** Begin Extracted information **
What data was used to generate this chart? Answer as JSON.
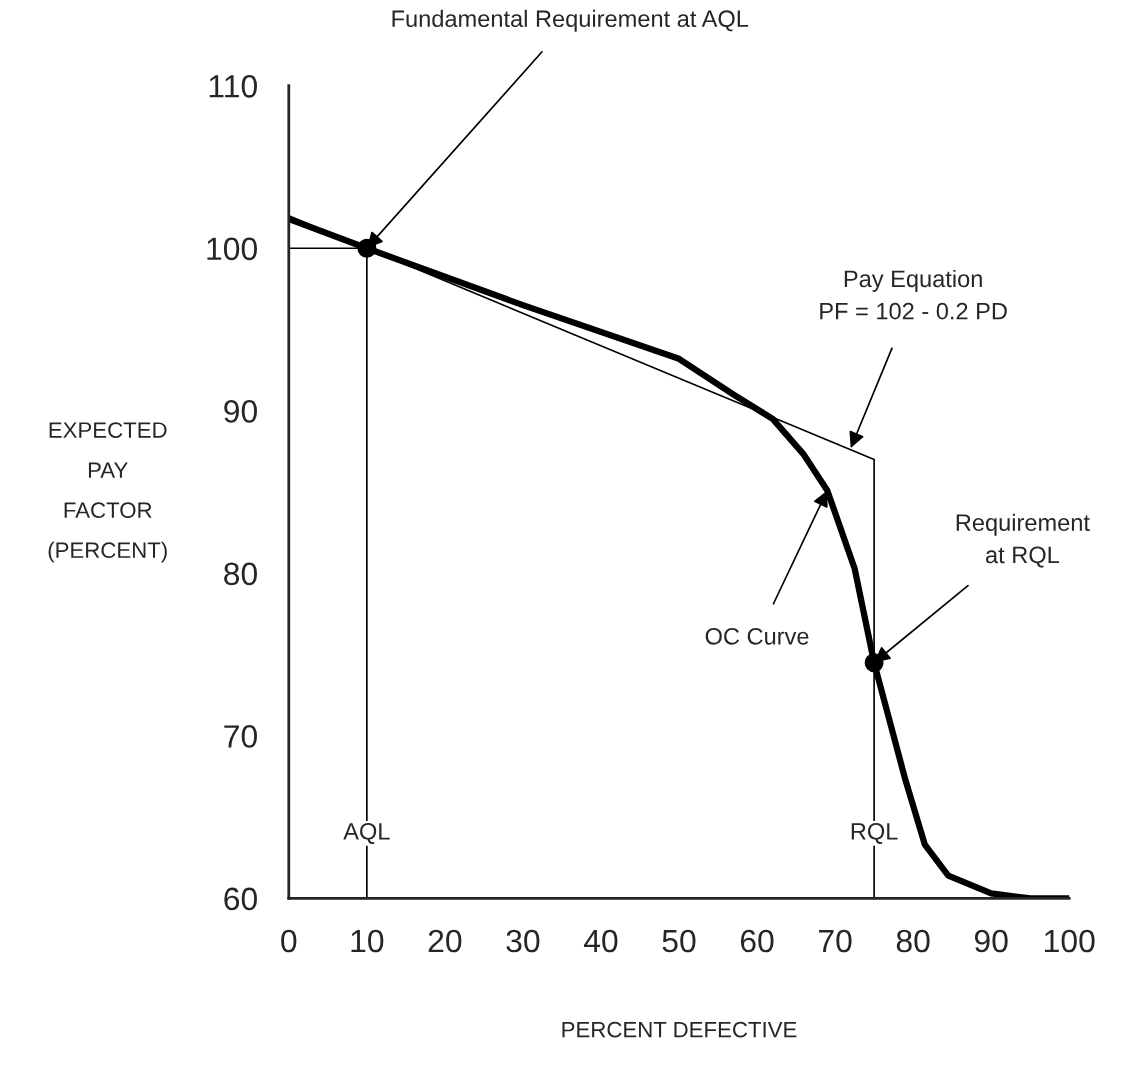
{
  "chart_data": {
    "type": "line",
    "xlabel": "PERCENT DEFECTIVE",
    "ylabel": "EXPECTED\nPAY\nFACTOR\n(PERCENT)",
    "xlim": [
      0,
      100
    ],
    "ylim": [
      60,
      110
    ],
    "xticks": [
      0,
      10,
      20,
      30,
      40,
      50,
      60,
      70,
      80,
      90,
      100
    ],
    "yticks": [
      60,
      70,
      80,
      90,
      100,
      110
    ],
    "grid": false,
    "legend": false,
    "series": [
      {
        "type": "line",
        "color": "#000000",
        "x": [
          0,
          10,
          30,
          50,
          57,
          62,
          66,
          69,
          72.5,
          75,
          79,
          81.5,
          84.5,
          90,
          95,
          100
        ],
        "values": [
          101.8,
          100,
          96.5,
          93.2,
          91.0,
          89.5,
          87.3,
          85.1,
          80.3,
          74.5,
          67.3,
          63.3,
          61.4,
          60.3,
          60,
          60
        ]
      },
      {
        "type": "line",
        "color": "#000000",
        "x": [
          0,
          75,
          75
        ],
        "values": [
          102,
          87,
          60
        ]
      },
      {
        "type": "line",
        "color": "#000000",
        "x": [
          0,
          10,
          10
        ],
        "values": [
          100,
          100,
          60
        ]
      },
      {
        "type": "scatter",
        "color": "#000000",
        "marker": "circle",
        "x": [
          10,
          75
        ],
        "values": [
          100,
          74.5
        ]
      }
    ],
    "annotations": [
      {
        "text": "Fundamental Requirement at AQL",
        "x": 10,
        "y": 100
      },
      {
        "text": "Pay Equation\nPF = 102 - 0.2 PD",
        "x": 72,
        "y": 87.7
      },
      {
        "text": "Requirement\nat RQL",
        "x": 75,
        "y": 74.5
      },
      {
        "text": "OC Curve",
        "x": 69,
        "y": 85.1
      },
      "AQL",
      "RQL"
    ]
  }
}
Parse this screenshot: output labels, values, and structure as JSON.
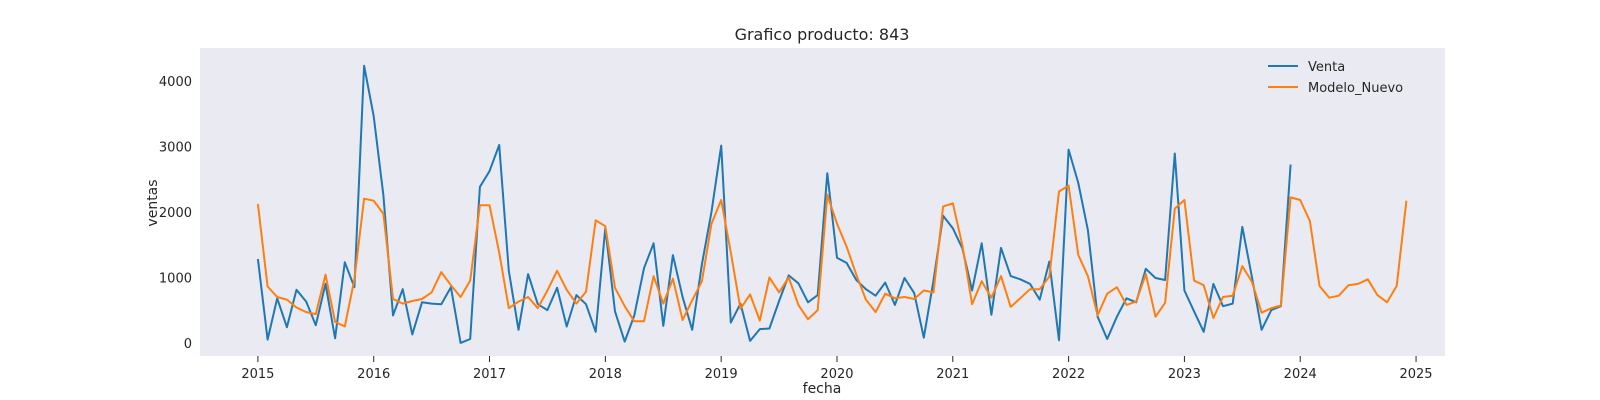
{
  "chart_data": {
    "type": "line",
    "title": "Grafico producto: 843",
    "xlabel": "fecha",
    "ylabel": "ventas",
    "xlim": [
      "2014-07-01",
      "2025-04-01"
    ],
    "ylim": [
      -200,
      4500
    ],
    "x_ticks": [
      "2015",
      "2016",
      "2017",
      "2018",
      "2019",
      "2020",
      "2021",
      "2022",
      "2023",
      "2024",
      "2025"
    ],
    "y_ticks": [
      0,
      1000,
      2000,
      3000,
      4000
    ],
    "grid": false,
    "background": "#eaeaf2",
    "legend_position": "top-right",
    "series": [
      {
        "name": "Venta",
        "color": "#1f77b4",
        "start": "2015-01",
        "values": [
          1280,
          50,
          680,
          240,
          810,
          630,
          270,
          900,
          70,
          1230,
          850,
          4230,
          3460,
          2250,
          420,
          820,
          130,
          620,
          600,
          590,
          850,
          0,
          60,
          2380,
          2620,
          3020,
          1100,
          200,
          1050,
          590,
          500,
          840,
          250,
          730,
          590,
          170,
          1750,
          480,
          20,
          420,
          1140,
          1520,
          260,
          1340,
          700,
          200,
          1200,
          2000,
          3010,
          310,
          600,
          30,
          210,
          220,
          640,
          1030,
          910,
          620,
          730,
          2590,
          1300,
          1220,
          960,
          820,
          720,
          920,
          580,
          990,
          760,
          80,
          950,
          1940,
          1750,
          1440,
          800,
          1520,
          430,
          1450,
          1020,
          970,
          900,
          660,
          1240,
          40,
          2950,
          2440,
          1720,
          400,
          60,
          400,
          680,
          620,
          1130,
          990,
          960,
          2890,
          800,
          480,
          170,
          900,
          560,
          600,
          1770,
          1000,
          200,
          500,
          560,
          2720
        ]
      },
      {
        "name": "Modelo_Nuevo",
        "color": "#ff7f0e",
        "start": "2015-01",
        "values": [
          2120,
          860,
          700,
          660,
          540,
          470,
          440,
          1040,
          320,
          250,
          970,
          2200,
          2170,
          1970,
          670,
          600,
          640,
          670,
          770,
          1080,
          880,
          700,
          950,
          2100,
          2100,
          1380,
          530,
          630,
          700,
          530,
          800,
          1100,
          810,
          600,
          780,
          1870,
          1780,
          840,
          560,
          330,
          330,
          1020,
          600,
          980,
          350,
          650,
          940,
          1820,
          2180,
          1380,
          520,
          740,
          340,
          1000,
          770,
          1000,
          580,
          360,
          500,
          2260,
          1820,
          1470,
          1040,
          660,
          470,
          750,
          680,
          700,
          670,
          800,
          770,
          2080,
          2130,
          1490,
          590,
          940,
          690,
          1020,
          550,
          680,
          820,
          820,
          1010,
          2310,
          2400,
          1340,
          1020,
          420,
          750,
          850,
          580,
          630,
          1050,
          400,
          610,
          2050,
          2180,
          950,
          880,
          380,
          700,
          720,
          1170,
          930,
          460,
          530,
          570,
          2220,
          2180,
          1860,
          870,
          690,
          720,
          880,
          900,
          970,
          730,
          620,
          870,
          2170
        ]
      }
    ]
  }
}
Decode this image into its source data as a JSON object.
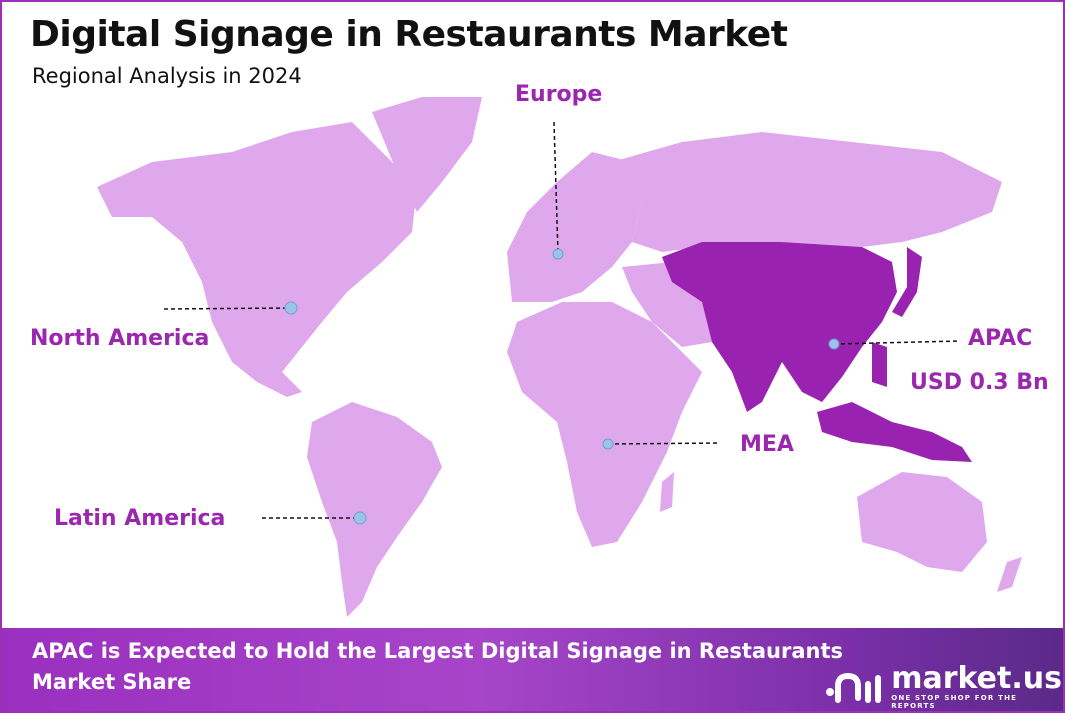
{
  "header": {
    "title": "Digital Signage in Restaurants Market",
    "subtitle": "Regional Analysis in 2024"
  },
  "regions": [
    {
      "name": "North America",
      "highlighted": false
    },
    {
      "name": "Europe",
      "highlighted": false
    },
    {
      "name": "APAC",
      "highlighted": true,
      "value": "USD 0.3 Bn"
    },
    {
      "name": "MEA",
      "highlighted": false
    },
    {
      "name": "Latin America",
      "highlighted": false
    }
  ],
  "colors": {
    "border": "#9b2fb5",
    "land": "#e0a8ec",
    "highlight": "#9a22b0",
    "label": "#9b27af",
    "marker": "#9ec3ea"
  },
  "footer": {
    "headline": "APAC is Expected to Hold the Largest Digital Signage in Restaurants Market Share",
    "logo_name": "market.us",
    "logo_tagline": "ONE STOP SHOP FOR THE REPORTS"
  }
}
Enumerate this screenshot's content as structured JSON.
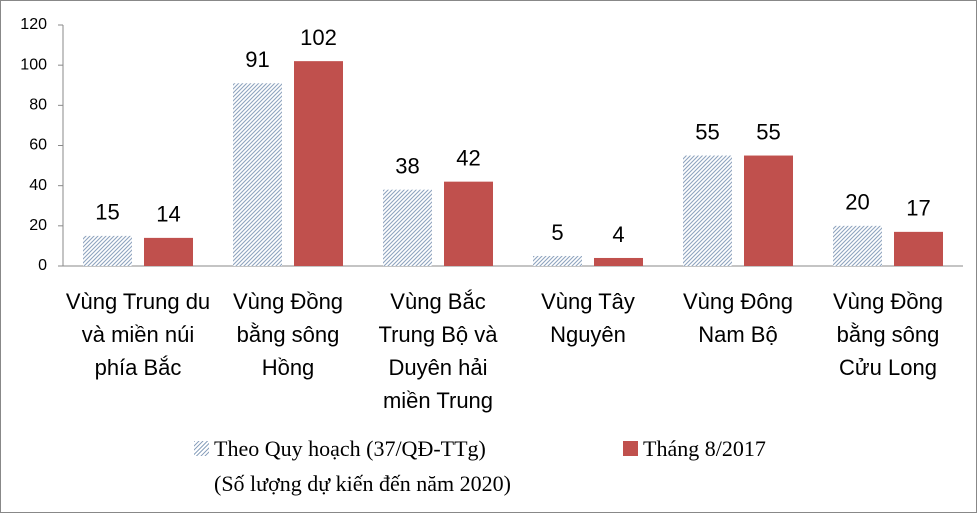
{
  "chart_data": {
    "type": "bar",
    "categories": [
      "Vùng Trung du và miền núi phía Bắc",
      "Vùng Đồng bằng sông Hồng",
      "Vùng Bắc Trung Bộ và Duyên hải miền Trung",
      "Vùng Tây Nguyên",
      "Vùng Đông Nam Bộ",
      "Vùng Đồng bằng sông Cửu Long"
    ],
    "series": [
      {
        "name": "Theo Quy hoạch (37/QĐ-TTg)\n(Số lượng dự kiến đến năm 2020)",
        "color": "#8ea4bf",
        "pattern": "hatch",
        "values": [
          15,
          91,
          38,
          5,
          55,
          20
        ]
      },
      {
        "name": "Tháng 8/2017",
        "color": "#c0504d",
        "values": [
          14,
          102,
          42,
          4,
          55,
          17
        ]
      }
    ],
    "ylim": [
      0,
      120
    ],
    "yticks": [
      0,
      20,
      40,
      60,
      80,
      100,
      120
    ],
    "grid": false
  }
}
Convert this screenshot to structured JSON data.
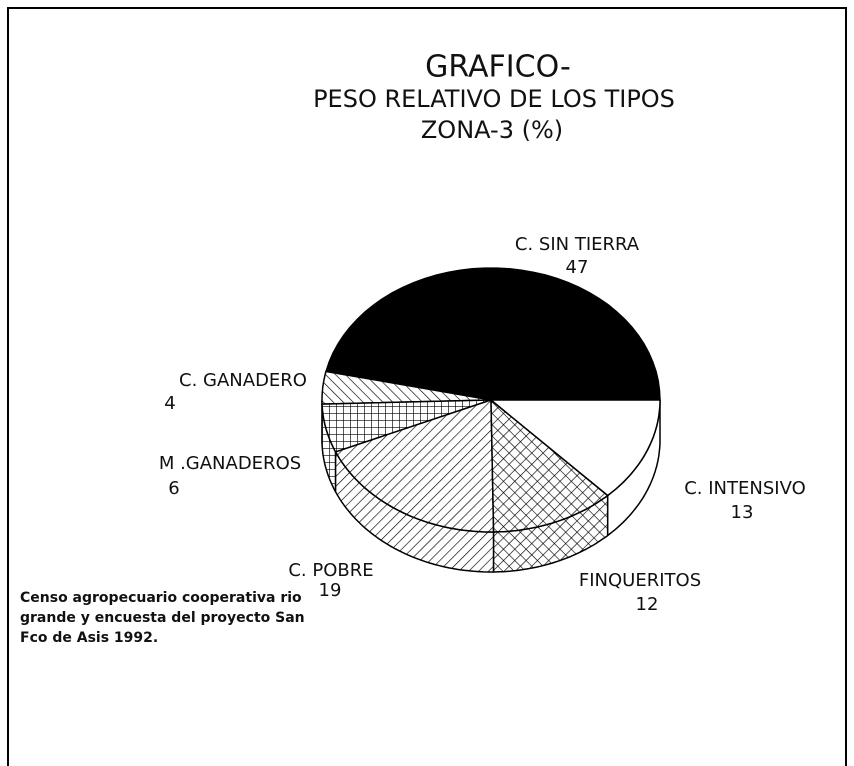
** End Extracted information **
• **Work required**:
From the records given above, reproduce all text exactly and exclude each picture.

• **Worked answer**:
What data was used to generate this chart? Answer as JSON.
{
  "chart_data": {
    "type": "line",
    "xlabel": "PERCENT DEFECTIVE",
    "ylabel": "EXPECTED\nPAY\nFACTOR\n(PERCENT)",
    "xlim": [
      0,
      100
    ],
    "ylim": [
      60,
      110
    ],
    "xticks": [
      0,
      10,
      20,
      30,
      40,
      50,
      60,
      70,
      80,
      90,
      100
    ],
    "yticks": [
      60,
      70,
      80,
      90,
      100,
      110
    ],
    "grid": false,
    "legend": false,
    "series": [
      {
        "type": "line",
        "color": "#000000",
        "x": [
          0,
          10,
          30,
          50,
          57,
          62,
          66,
          69,
          72.5,
          75,
          79,
          81.5,
          84.5,
          90,
          95,
          100
        ],
        "values": [
          101.8,
          100,
          96.5,
          93.2,
          91.0,
          89.5,
          87.3,
          85.1,
          80.3,
          74.5,
          67.3,
          63.3,
          61.4,
          60.3,
          60,
          60
        ]
      },
      {
        "type": "line",
        "color": "#000000",
        "x": [
          0,
          75,
          75
        ],
        "values": [
          102,
          87,
          60
        ]
      },
      {
        "type": "line",
        "color": "#000000",
        "x": [
          0,
          10,
          10
        ],
        "values": [
          100,
          100,
          60
        ]
      },
      {
        "type": "scatter",
        "color": "#000000",
        "marker": "circle",
        "x": [
          10,
          75
        ],
        "values": [
          100,
          74.5
        ]
      }
    ],
    "annotations": [
      {
        "text": "Fundamental Requirement at AQL",
        "x": 10,
        "y": 100
      },
      {
        "text": "Pay Equation\nPF = 102 - 0.2 PD",
        "x": 72,
        "y": 87.7
      },
      {
        "text": "Requirement\nat RQL",
        "x": 75,
        "y": 74.5
      },
      {
        "text": "OC Curve",
        "x": 69,
        "y": 85.1
      },
      "AQL",
      "RQL"
    ]
  }
}
Parse this screenshot: output labels, values, and structure as JSON.
{
  "chart_data": {
    "type": "line",
    "title": "Grafico producto: 843",
    "xlabel": "fecha",
    "ylabel": "ventas",
    "xlim": [
      "2014-07-01",
      "2025-04-01"
    ],
    "ylim": [
      -200,
      4500
    ],
    "x_ticks": [
      "2015",
      "2016",
      "2017",
      "2018",
      "2019",
      "2020",
      "2021",
      "2022",
      "2023",
      "2024",
      "2025"
    ],
    "y_ticks": [
      0,
      1000,
      2000,
      3000,
      4000
    ],
    "grid": false,
    "background": "#eaeaf2",
    "legend_position": "top-right",
    "series": [
      {
        "name": "Venta",
        "color": "#1f77b4",
        "start": "2015-01",
        "values": [
          1280,
          50,
          680,
          240,
          810,
          630,
          270,
          900,
          70,
          1230,
          850,
          4230,
          3460,
          2250,
          420,
          820,
          130,
          620,
          600,
          590,
          850,
          0,
          60,
          2380,
          2620,
          3020,
          1100,
          200,
          1050,
          590,
          500,
          840,
          250,
          730,
          590,
          170,
          1750,
          480,
          20,
          420,
          1140,
          1520,
          260,
          1340,
          700,
          200,
          1200,
          2000,
          3010,
          310,
          600,
          30,
          210,
          220,
          640,
          1030,
          910,
          620,
          730,
          2590,
          1300,
          1220,
          960,
          820,
          720,
          920,
          580,
          990,
          760,
          80,
          950,
          1940,
          1750,
          1440,
          800,
          1520,
          430,
          1450,
          1020,
          970,
          900,
          660,
          1240,
          40,
          2950,
          2440,
          1720,
          400,
          60,
          400,
          680,
          620,
          1130,
          990,
          960,
          2890,
          800,
          480,
          170,
          900,
          560,
          600,
          1770,
          1000,
          200,
          500,
          560,
          2720
        ]
      },
      {
        "name": "Modelo_Nuevo",
        "color": "#ff7f0e",
        "start": "2015-01",
        "values": [
          2120,
          860,
          700,
          660,
          540,
          470,
          440,
          1040,
          320,
          250,
          970,
          2200,
          2170,
          1970,
          670,
          600,
          640,
          670,
          770,
          1080,
          880,
          700,
          950,
          2100,
          2100,
          1380,
          530,
          630,
          700,
          530,
          800,
          1100,
          810,
          600,
          780,
          1870,
          1780,
          840,
          560,
          330,
          330,
          1020,
          600,
          980,
          350,
          650,
          940,
          1820,
          2180,
          1380,
          520,
          740,
          340,
          1000,
          770,
          1000,
          580,
          360,
          500,
          2260,
          1820,
          1470,
          1040,
          660,
          470,
          750,
          680,
          700,
          670,
          800,
          770,
          2080,
          2130,
          1490,
          590,
          940,
          690,
          1020,
          550,
          680,
          820,
          820,
          1010,
          2310,
          2400,
          1340,
          1020,
          420,
          750,
          850,
          580,
          630,
          1050,
          400,
          610,
          2050,
          2180,
          950,
          880,
          380,
          700,
          720,
          1170,
          930,
          460,
          530,
          570,
          2220,
          2180,
          1860,
          870,
          690,
          720,
          880,
          900,
          970,
          730,
          620,
          870,
          2170
        ]
      }
    ]
  }
}
Decode this image into its source data as a JSON object.
{
  "header": {
    "title": "Digital Signage in Restaurants Market",
    "subtitle": "Regional Analysis in 2024"
  },
  "regions": [
    {
      "name": "North America",
      "highlighted": false
    },
    {
      "name": "Europe",
      "highlighted": false
    },
    {
      "name": "APAC",
      "highlighted": true,
      "value": "USD 0.3 Bn"
    },
    {
      "name": "MEA",
      "highlighted": false
    },
    {
      "name": "Latin America",
      "highlighted": false
    }
  ],
  "colors": {
    "border": "#9b2fb5",
    "land": "#e0a8ec",
    "highlight": "#9a22b0",
    "label": "#9b27af",
    "marker": "#9ec3ea"
  },
  "footer": {
    "headline": "APAC is Expected to Hold the Largest Digital Signage in Restaurants Market Share",
    "logo_name": "market.us",
    "logo_tagline": "ONE STOP SHOP FOR THE REPORTS"
  }
}
Enumerate this screenshot's content as structured JSON.
{
  "chart_data": {
    "type": "bar",
    "categories": [
      "Vùng Trung du và miền núi phía Bắc",
      "Vùng Đồng bằng sông Hồng",
      "Vùng Bắc Trung Bộ và Duyên hải miền Trung",
      "Vùng Tây Nguyên",
      "Vùng Đông Nam Bộ",
      "Vùng Đồng bằng sông Cửu Long"
    ],
    "series": [
      {
        "name": "Theo Quy hoạch (37/QĐ-TTg)\n(Số lượng dự kiến đến năm 2020)",
        "color": "#8ea4bf",
        "pattern": "hatch",
        "values": [
          15,
          91,
          38,
          5,
          55,
          20
        ]
      },
      {
        "name": "Tháng 8/2017",
        "color": "#c0504d",
        "values": [
          14,
          102,
          42,
          4,
          55,
          17
        ]
      }
    ],
    "ylim": [
      0,
      120
    ],
    "yticks": [
      0,
      20,
      40,
      60,
      80,
      100,
      120
    ],
    "grid": false
  }
}
Convert this screenshot to structured JSON data.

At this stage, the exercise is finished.